◆ Exercise
Search the material below for the word "frac" and copy every line in which it occurs.

◆ Supplied records

_____

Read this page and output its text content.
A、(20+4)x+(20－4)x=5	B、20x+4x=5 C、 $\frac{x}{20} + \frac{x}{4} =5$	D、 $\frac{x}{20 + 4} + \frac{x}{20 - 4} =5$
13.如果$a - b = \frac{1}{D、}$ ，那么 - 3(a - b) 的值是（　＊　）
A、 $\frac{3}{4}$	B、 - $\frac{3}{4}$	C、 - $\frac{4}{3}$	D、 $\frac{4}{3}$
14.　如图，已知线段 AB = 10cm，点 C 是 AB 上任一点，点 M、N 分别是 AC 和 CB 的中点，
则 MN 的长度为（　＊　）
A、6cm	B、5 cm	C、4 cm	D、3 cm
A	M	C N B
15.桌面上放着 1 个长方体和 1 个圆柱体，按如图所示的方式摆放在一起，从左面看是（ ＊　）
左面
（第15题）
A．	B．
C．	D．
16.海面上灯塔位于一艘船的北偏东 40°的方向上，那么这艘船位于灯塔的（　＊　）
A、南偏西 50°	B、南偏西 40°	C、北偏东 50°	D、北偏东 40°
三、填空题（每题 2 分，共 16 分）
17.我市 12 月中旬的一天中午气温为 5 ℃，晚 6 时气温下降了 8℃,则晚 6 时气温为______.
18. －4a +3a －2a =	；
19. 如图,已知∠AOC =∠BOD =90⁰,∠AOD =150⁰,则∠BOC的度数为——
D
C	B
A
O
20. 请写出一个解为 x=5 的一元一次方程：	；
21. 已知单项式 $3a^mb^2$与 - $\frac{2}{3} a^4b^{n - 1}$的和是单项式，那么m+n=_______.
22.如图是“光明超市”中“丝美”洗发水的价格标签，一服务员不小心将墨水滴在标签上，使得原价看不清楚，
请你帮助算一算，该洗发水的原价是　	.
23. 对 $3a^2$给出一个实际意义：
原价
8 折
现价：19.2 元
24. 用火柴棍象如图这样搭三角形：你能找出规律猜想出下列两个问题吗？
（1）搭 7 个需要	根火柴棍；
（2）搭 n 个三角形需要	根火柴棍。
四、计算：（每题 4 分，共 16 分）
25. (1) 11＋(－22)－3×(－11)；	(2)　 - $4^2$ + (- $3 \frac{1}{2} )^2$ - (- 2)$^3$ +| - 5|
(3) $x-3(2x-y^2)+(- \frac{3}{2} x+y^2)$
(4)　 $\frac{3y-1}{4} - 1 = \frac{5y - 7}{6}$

_____

◆ Complete output
A、(20+4)x+(20－4)x=5	B、20x+4x=5 C、 $\frac{x}{20} + \frac{x}{4} =5$	D、 $\frac{x}{20 + 4} + \frac{x}{20 - 4} =5$
13.如果$a - b = \frac{1}{D、}$ ，那么 - 3(a - b) 的值是（　＊　）
A、 $\frac{3}{4}$	B、 - $\frac{3}{4}$	C、 - $\frac{4}{3}$	D、 $\frac{4}{3}$
21. 已知单项式 $3a^mb^2$与 - $\frac{2}{3} a^4b^{n - 1}$的和是单项式，那么m+n=_______.
25. (1) 11＋(－22)－3×(－11)；	(2)　 - $4^2$ + (- $3 \frac{1}{2} )^2$ - (- 2)$^3$ +| - 5|
(3) $x-3(2x-y^2)+(- \frac{3}{2} x+y^2)$
(4)　 $\frac{3y-1}{4} - 1 = \frac{5y - 7}{6}$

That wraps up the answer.